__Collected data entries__

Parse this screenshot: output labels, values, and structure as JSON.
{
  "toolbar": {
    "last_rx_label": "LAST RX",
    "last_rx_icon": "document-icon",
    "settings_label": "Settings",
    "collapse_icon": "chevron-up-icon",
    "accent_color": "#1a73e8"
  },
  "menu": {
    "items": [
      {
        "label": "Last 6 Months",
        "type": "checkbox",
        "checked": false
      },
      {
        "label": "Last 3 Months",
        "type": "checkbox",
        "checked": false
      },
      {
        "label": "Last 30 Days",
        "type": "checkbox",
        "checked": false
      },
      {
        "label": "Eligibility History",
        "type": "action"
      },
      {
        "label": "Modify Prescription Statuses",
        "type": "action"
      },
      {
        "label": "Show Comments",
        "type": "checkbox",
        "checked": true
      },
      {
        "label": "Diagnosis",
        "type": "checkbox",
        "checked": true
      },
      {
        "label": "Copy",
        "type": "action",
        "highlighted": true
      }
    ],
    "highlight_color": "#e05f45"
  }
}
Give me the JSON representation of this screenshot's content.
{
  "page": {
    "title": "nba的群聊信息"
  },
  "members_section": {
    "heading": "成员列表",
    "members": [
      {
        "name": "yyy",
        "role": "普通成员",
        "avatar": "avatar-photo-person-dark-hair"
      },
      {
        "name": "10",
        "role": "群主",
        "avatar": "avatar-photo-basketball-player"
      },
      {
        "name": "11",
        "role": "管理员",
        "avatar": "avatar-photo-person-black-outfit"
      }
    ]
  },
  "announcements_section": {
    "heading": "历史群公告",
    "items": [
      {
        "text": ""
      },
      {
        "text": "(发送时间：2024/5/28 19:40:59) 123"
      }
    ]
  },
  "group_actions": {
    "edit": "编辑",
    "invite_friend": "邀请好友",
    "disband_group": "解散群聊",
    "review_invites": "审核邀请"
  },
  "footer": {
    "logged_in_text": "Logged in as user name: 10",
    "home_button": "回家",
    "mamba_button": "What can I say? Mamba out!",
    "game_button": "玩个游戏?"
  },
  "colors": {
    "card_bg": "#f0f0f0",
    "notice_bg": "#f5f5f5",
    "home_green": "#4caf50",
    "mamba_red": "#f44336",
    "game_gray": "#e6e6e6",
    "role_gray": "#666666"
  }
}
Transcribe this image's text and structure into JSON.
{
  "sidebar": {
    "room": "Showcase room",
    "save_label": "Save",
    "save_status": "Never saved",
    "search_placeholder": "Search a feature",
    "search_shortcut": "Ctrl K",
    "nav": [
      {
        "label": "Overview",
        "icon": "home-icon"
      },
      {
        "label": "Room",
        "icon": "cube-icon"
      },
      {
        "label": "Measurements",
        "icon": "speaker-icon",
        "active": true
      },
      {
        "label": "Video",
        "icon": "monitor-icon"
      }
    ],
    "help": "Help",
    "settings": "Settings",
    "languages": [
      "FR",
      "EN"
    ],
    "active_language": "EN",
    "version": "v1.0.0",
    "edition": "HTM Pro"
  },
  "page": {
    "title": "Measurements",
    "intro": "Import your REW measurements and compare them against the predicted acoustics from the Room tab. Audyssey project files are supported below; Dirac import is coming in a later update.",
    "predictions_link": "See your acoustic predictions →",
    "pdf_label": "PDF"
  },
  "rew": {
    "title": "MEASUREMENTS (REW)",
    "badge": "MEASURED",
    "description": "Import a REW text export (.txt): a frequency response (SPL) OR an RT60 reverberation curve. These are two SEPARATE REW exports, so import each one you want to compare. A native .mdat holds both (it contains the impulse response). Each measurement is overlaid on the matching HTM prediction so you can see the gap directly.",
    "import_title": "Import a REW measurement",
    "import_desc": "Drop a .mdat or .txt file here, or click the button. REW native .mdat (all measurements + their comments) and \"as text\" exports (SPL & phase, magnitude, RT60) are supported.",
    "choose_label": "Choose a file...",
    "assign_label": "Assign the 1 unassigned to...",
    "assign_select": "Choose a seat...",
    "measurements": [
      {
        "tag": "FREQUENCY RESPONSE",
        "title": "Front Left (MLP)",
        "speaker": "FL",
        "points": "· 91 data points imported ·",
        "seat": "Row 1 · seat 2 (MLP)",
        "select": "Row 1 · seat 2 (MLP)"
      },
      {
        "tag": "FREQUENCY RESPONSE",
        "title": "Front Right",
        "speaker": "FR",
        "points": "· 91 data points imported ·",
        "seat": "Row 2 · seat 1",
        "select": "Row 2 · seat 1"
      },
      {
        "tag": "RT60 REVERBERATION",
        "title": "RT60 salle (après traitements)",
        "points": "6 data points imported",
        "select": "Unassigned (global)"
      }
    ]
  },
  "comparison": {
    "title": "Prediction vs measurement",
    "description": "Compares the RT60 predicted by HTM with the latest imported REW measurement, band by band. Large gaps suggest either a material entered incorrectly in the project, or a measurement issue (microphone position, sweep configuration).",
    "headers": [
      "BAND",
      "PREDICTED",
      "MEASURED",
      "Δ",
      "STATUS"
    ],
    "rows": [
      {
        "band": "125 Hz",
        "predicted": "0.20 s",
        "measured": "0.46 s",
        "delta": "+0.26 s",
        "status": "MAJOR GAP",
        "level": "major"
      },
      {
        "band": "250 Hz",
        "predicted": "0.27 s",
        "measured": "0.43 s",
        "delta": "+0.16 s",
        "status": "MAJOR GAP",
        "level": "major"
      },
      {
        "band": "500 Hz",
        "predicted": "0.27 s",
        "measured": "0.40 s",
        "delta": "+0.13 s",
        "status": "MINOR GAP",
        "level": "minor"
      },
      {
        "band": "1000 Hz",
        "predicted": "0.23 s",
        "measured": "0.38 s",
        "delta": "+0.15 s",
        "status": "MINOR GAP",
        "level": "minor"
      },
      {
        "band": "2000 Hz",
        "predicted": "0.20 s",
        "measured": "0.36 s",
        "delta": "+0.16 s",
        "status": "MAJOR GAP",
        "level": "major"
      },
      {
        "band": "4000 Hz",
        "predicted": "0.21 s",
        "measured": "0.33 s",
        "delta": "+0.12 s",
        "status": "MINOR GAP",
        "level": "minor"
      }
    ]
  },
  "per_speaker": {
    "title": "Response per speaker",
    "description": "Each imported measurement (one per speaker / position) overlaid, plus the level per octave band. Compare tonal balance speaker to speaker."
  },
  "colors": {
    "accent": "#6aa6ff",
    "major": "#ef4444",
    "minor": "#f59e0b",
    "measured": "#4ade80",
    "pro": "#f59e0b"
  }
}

__The request__
Restate each record exactly as written.

__Output of the task__
Parse this screenshot: output labels, values, and structure as JSON.
{
  "toolbar": {
    "last_rx_label": "LAST RX",
    "last_rx_icon": "document-icon",
    "settings_label": "Settings",
    "collapse_icon": "chevron-up-icon",
    "accent_color": "#1a73e8"
  },
  "menu": {
    "items": [
      {
        "label": "Last 6 Months",
        "type": "checkbox",
        "checked": false
      },
      {
        "label": "Last 3 Months",
        "type": "checkbox",
        "checked": false
      },
      {
        "label": "Last 30 Days",
        "type": "checkbox",
        "checked": false
      },
      {
        "label": "Eligibility History",
        "type": "action"
      },
      {
        "label": "Modify Prescription Statuses",
        "type": "action"
      },
      {
        "label": "Show Comments",
        "type": "checkbox",
        "checked": true
      },
      {
        "label": "Diagnosis",
        "type": "checkbox",
        "checked": true
      },
      {
        "label": "Copy",
        "type": "action",
        "highlighted": true
      }
    ],
    "highlight_color": "#e05f45"
  }
}
Give me the JSON representation of this screenshot's content.
{
  "page": {
    "title": "nba的群聊信息"
  },
  "members_section": {
    "heading": "成员列表",
    "members": [
      {
        "name": "yyy",
        "role": "普通成员",
        "avatar": "avatar-photo-person-dark-hair"
      },
      {
        "name": "10",
        "role": "群主",
        "avatar": "avatar-photo-basketball-player"
      },
      {
        "name": "11",
        "role": "管理员",
        "avatar": "avatar-photo-person-black-outfit"
      }
    ]
  },
  "announcements_section": {
    "heading": "历史群公告",
    "items": [
      {
        "text": ""
      },
      {
        "text": "(发送时间：2024/5/28 19:40:59) 123"
      }
    ]
  },
  "group_actions": {
    "edit": "编辑",
    "invite_friend": "邀请好友",
    "disband_group": "解散群聊",
    "review_invites": "审核邀请"
  },
  "footer": {
    "logged_in_text": "Logged in as user name: 10",
    "home_button": "回家",
    "mamba_button": "What can I say? Mamba out!",
    "game_button": "玩个游戏?"
  },
  "colors": {
    "card_bg": "#f0f0f0",
    "notice_bg": "#f5f5f5",
    "home_green": "#4caf50",
    "mamba_red": "#f44336",
    "game_gray": "#e6e6e6",
    "role_gray": "#666666"
  }
}
Transcribe this image's text and structure into JSON.
{
  "sidebar": {
    "room": "Showcase room",
    "save_label": "Save",
    "save_status": "Never saved",
    "search_placeholder": "Search a feature",
    "search_shortcut": "Ctrl K",
    "nav": [
      {
        "label": "Overview",
        "icon": "home-icon"
      },
      {
        "label": "Room",
        "icon": "cube-icon"
      },
      {
        "label": "Measurements",
        "icon": "speaker-icon",
        "active": true
      },
      {
        "label": "Video",
        "icon": "monitor-icon"
      }
    ],
    "help": "Help",
    "settings": "Settings",
    "languages": [
      "FR",
      "EN"
    ],
    "active_language": "EN",
    "version": "v1.0.0",
    "edition": "HTM Pro"
  },
  "page": {
    "title": "Measurements",
    "intro": "Import your REW measurements and compare them against the predicted acoustics from the Room tab. Audyssey project files are supported below; Dirac import is coming in a later update.",
    "predictions_link": "See your acoustic predictions →",
    "pdf_label": "PDF"
  },
  "rew": {
    "title": "MEASUREMENTS (REW)",
    "badge": "MEASURED",
    "description": "Import a REW text export (.txt): a frequency response (SPL) OR an RT60 reverberation curve. These are two SEPARATE REW exports, so import each one you want to compare. A native .mdat holds both (it contains the impulse response). Each measurement is overlaid on the matching HTM prediction so you can see the gap directly.",
    "import_title": "Import a REW measurement",
    "import_desc": "Drop a .mdat or .txt file here, or click the button. REW native .mdat (all measurements + their comments) and \"as text\" exports (SPL & phase, magnitude, RT60) are supported.",
    "choose_label": "Choose a file...",
    "assign_label": "Assign the 1 unassigned to...",
    "assign_select": "Choose a seat...",
    "measurements": [
      {
        "tag": "FREQUENCY RESPONSE",
        "title": "Front Left (MLP)",
        "speaker": "FL",
        "points": "· 91 data points imported ·",
        "seat": "Row 1 · seat 2 (MLP)",
        "select": "Row 1 · seat 2 (MLP)"
      },
      {
        "tag": "FREQUENCY RESPONSE",
        "title": "Front Right",
        "speaker": "FR",
        "points": "· 91 data points imported ·",
        "seat": "Row 2 · seat 1",
        "select": "Row 2 · seat 1"
      },
      {
        "tag": "RT60 REVERBERATION",
        "title": "RT60 salle (après traitements)",
        "points": "6 data points imported",
        "select": "Unassigned (global)"
      }
    ]
  },
  "comparison": {
    "title": "Prediction vs measurement",
    "description": "Compares the RT60 predicted by HTM with the latest imported REW measurement, band by band. Large gaps suggest either a material entered incorrectly in the project, or a measurement issue (microphone position, sweep configuration).",
    "headers": [
      "BAND",
      "PREDICTED",
      "MEASURED",
      "Δ",
      "STATUS"
    ],
    "rows": [
      {
        "band": "125 Hz",
        "predicted": "0.20 s",
        "measured": "0.46 s",
        "delta": "+0.26 s",
        "status": "MAJOR GAP",
        "level": "major"
      },
      {
        "band": "250 Hz",
        "predicted": "0.27 s",
        "measured": "0.43 s",
        "delta": "+0.16 s",
        "status": "MAJOR GAP",
        "level": "major"
      },
      {
        "band": "500 Hz",
        "predicted": "0.27 s",
        "measured": "0.40 s",
        "delta": "+0.13 s",
        "status": "MINOR GAP",
        "level": "minor"
      },
      {
        "band": "1000 Hz",
        "predicted": "0.23 s",
        "measured": "0.38 s",
        "delta": "+0.15 s",
        "status": "MINOR GAP",
        "level": "minor"
      },
      {
        "band": "2000 Hz",
        "predicted": "0.20 s",
        "measured": "0.36 s",
        "delta": "+0.16 s",
        "status": "MAJOR GAP",
        "level": "major"
      },
      {
        "band": "4000 Hz",
        "predicted": "0.21 s",
        "measured": "0.33 s",
        "delta": "+0.12 s",
        "status": "MINOR GAP",
        "level": "minor"
      }
    ]
  },
  "per_speaker": {
    "title": "Response per speaker",
    "description": "Each imported measurement (one per speaker / position) overlaid, plus the level per octave band. Compare tonal balance speaker to speaker."
  },
  "colors": {
    "accent": "#6aa6ff",
    "major": "#ef4444",
    "minor": "#f59e0b",
    "measured": "#4ade80",
    "pro": "#f59e0b"
  }
}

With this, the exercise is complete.